» **Input rows**

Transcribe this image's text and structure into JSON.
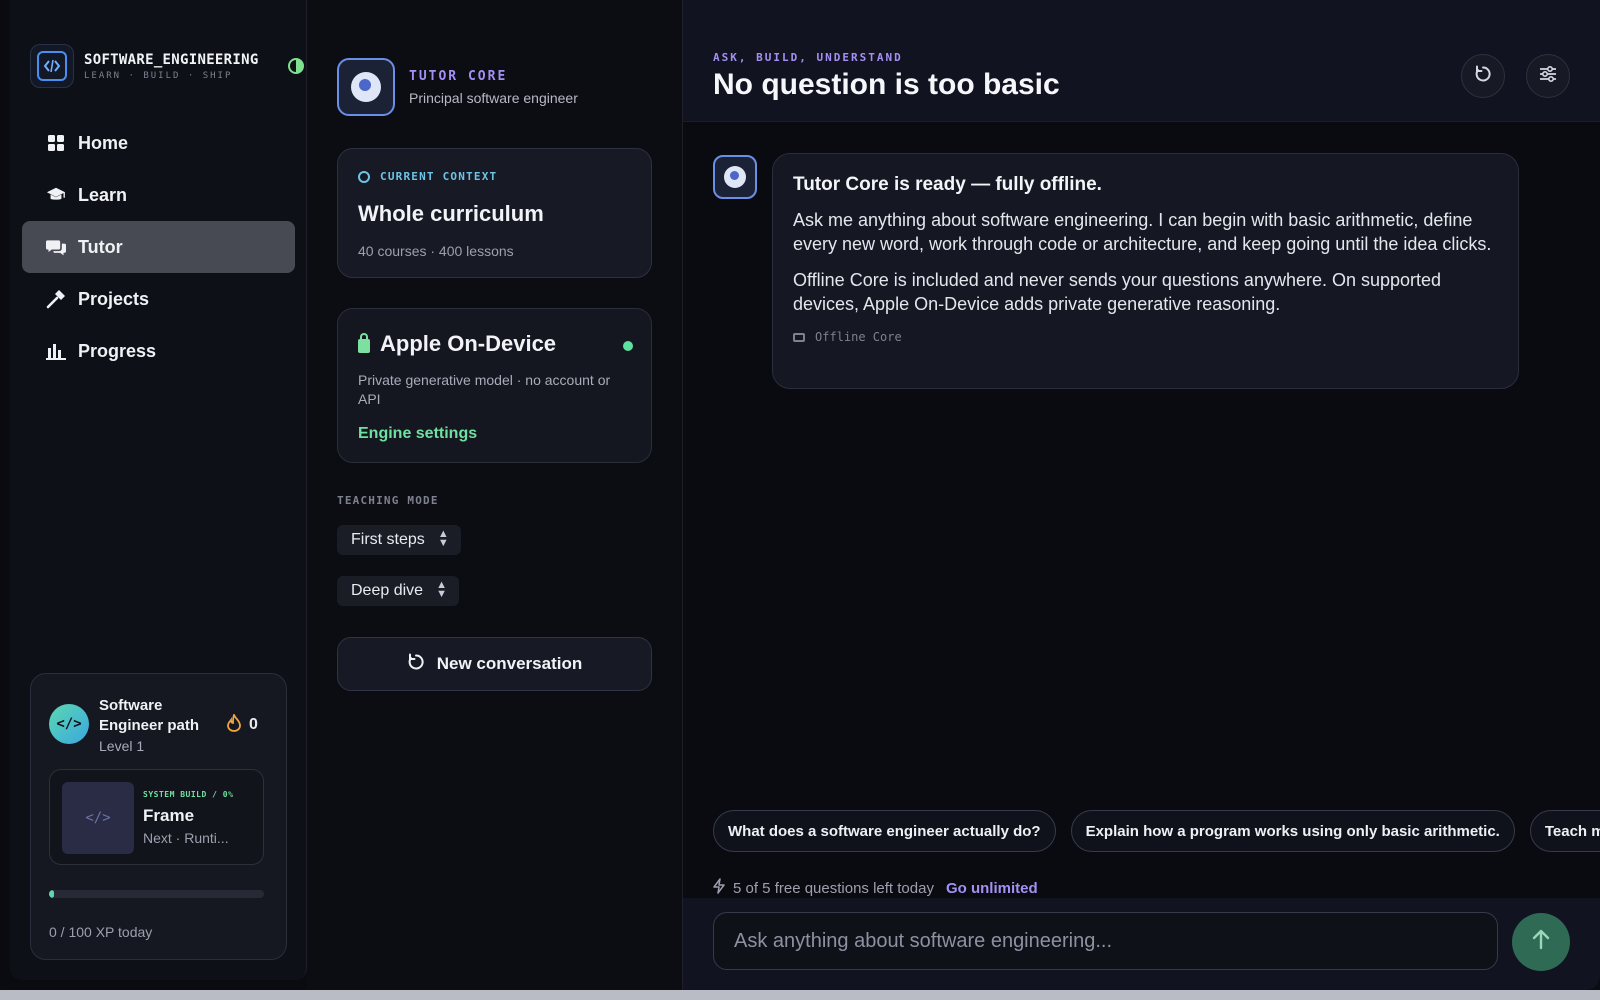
{
  "brand": {
    "title": "SOFTWARE_ENGINEERING",
    "subtitle": "LEARN · BUILD · SHIP"
  },
  "nav": [
    {
      "label": "Home",
      "icon": "grid-icon"
    },
    {
      "label": "Learn",
      "icon": "graduation-cap-icon"
    },
    {
      "label": "Tutor",
      "icon": "chat-bubbles-icon",
      "active": true
    },
    {
      "label": "Projects",
      "icon": "hammer-icon"
    },
    {
      "label": "Progress",
      "icon": "bar-chart-icon"
    }
  ],
  "path_card": {
    "avatar_text": "</>",
    "title": "Software Engineer path",
    "level": "Level 1",
    "streak": "0",
    "build_tag": "SYSTEM BUILD / 0%",
    "build_name": "Frame",
    "build_next": "Next · Runti...",
    "build_thumb_text": "</>",
    "xp_text": "0 / 100 XP today",
    "xp_progress": 0
  },
  "tutor": {
    "name": "TUTOR CORE",
    "role": "Principal software engineer"
  },
  "context": {
    "label": "CURRENT CONTEXT",
    "title": "Whole curriculum",
    "meta": "40 courses · 400 lessons"
  },
  "engine": {
    "title": "Apple On-Device",
    "description": "Private generative model · no account or API",
    "link": "Engine settings",
    "status_color": "#5ee0a0"
  },
  "teaching": {
    "label": "TEACHING MODE",
    "mode_1": "First steps",
    "mode_2": "Deep dive"
  },
  "new_conversation": "New conversation",
  "header": {
    "eyebrow": "ASK, BUILD, UNDERSTAND",
    "title": "No question is too basic"
  },
  "message": {
    "heading": "Tutor Core is ready — fully offline.",
    "p1": "Ask me anything about software engineering. I can begin with basic arithmetic, define every new word, work through code or architecture, and keep going until the idea clicks.",
    "p2": "Offline Core is included and never sends your questions anywhere. On supported devices, Apple On-Device adds private generative reasoning.",
    "source": "Offline Core"
  },
  "suggestions": [
    "What does a software engineer actually do?",
    "Explain how a program works using only basic arithmetic.",
    "Teach me"
  ],
  "quota": {
    "text": "5 of 5 free questions left today",
    "link": "Go unlimited"
  },
  "composer": {
    "placeholder": "Ask anything about software engineering..."
  },
  "colors": {
    "accent_purple": "#a490f5",
    "accent_green": "#6fe0a0",
    "active_nav": "#474a52"
  }
}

» **Required task**
Retype the whole listing, keeping every line identical and omitting all pictures.

» **Answer for the task**
Transcribe this image's text and structure into JSON.
{
  "brand": {
    "title": "SOFTWARE_ENGINEERING",
    "subtitle": "LEARN · BUILD · SHIP"
  },
  "nav": [
    {
      "label": "Home",
      "icon": "grid-icon"
    },
    {
      "label": "Learn",
      "icon": "graduation-cap-icon"
    },
    {
      "label": "Tutor",
      "icon": "chat-bubbles-icon",
      "active": true
    },
    {
      "label": "Projects",
      "icon": "hammer-icon"
    },
    {
      "label": "Progress",
      "icon": "bar-chart-icon"
    }
  ],
  "path_card": {
    "avatar_text": "</>",
    "title": "Software Engineer path",
    "level": "Level 1",
    "streak": "0",
    "build_tag": "SYSTEM BUILD / 0%",
    "build_name": "Frame",
    "build_next": "Next · Runti...",
    "build_thumb_text": "</>",
    "xp_text": "0 / 100 XP today",
    "xp_progress": 0
  },
  "tutor": {
    "name": "TUTOR CORE",
    "role": "Principal software engineer"
  },
  "context": {
    "label": "CURRENT CONTEXT",
    "title": "Whole curriculum",
    "meta": "40 courses · 400 lessons"
  },
  "engine": {
    "title": "Apple On-Device",
    "description": "Private generative model · no account or API",
    "link": "Engine settings",
    "status_color": "#5ee0a0"
  },
  "teaching": {
    "label": "TEACHING MODE",
    "mode_1": "First steps",
    "mode_2": "Deep dive"
  },
  "new_conversation": "New conversation",
  "header": {
    "eyebrow": "ASK, BUILD, UNDERSTAND",
    "title": "No question is too basic"
  },
  "message": {
    "heading": "Tutor Core is ready — fully offline.",
    "p1": "Ask me anything about software engineering. I can begin with basic arithmetic, define every new word, work through code or architecture, and keep going until the idea clicks.",
    "p2": "Offline Core is included and never sends your questions anywhere. On supported devices, Apple On-Device adds private generative reasoning.",
    "source": "Offline Core"
  },
  "suggestions": [
    "What does a software engineer actually do?",
    "Explain how a program works using only basic arithmetic.",
    "Teach me"
  ],
  "quota": {
    "text": "5 of 5 free questions left today",
    "link": "Go unlimited"
  },
  "composer": {
    "placeholder": "Ask anything about software engineering..."
  },
  "colors": {
    "accent_purple": "#a490f5",
    "accent_green": "#6fe0a0",
    "active_nav": "#474a52"
  }
}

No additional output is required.